◆ Records supplied ◆
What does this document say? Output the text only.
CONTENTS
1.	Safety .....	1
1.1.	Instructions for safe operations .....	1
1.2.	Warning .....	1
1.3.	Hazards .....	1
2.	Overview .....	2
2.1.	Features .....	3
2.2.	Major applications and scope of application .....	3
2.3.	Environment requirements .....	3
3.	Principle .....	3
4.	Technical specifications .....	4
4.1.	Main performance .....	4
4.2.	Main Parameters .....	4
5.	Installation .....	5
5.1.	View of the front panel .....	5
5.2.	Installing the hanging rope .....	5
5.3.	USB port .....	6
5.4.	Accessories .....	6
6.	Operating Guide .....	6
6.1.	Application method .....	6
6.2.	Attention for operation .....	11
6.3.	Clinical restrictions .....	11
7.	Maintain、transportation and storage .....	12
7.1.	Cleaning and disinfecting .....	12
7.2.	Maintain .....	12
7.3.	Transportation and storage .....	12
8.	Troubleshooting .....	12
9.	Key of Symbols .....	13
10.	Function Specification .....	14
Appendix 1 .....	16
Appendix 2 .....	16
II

◆ The request ◆
In how many lines does the word "storage" appear? Respond with the number alone.

◆ Final answer ◆
2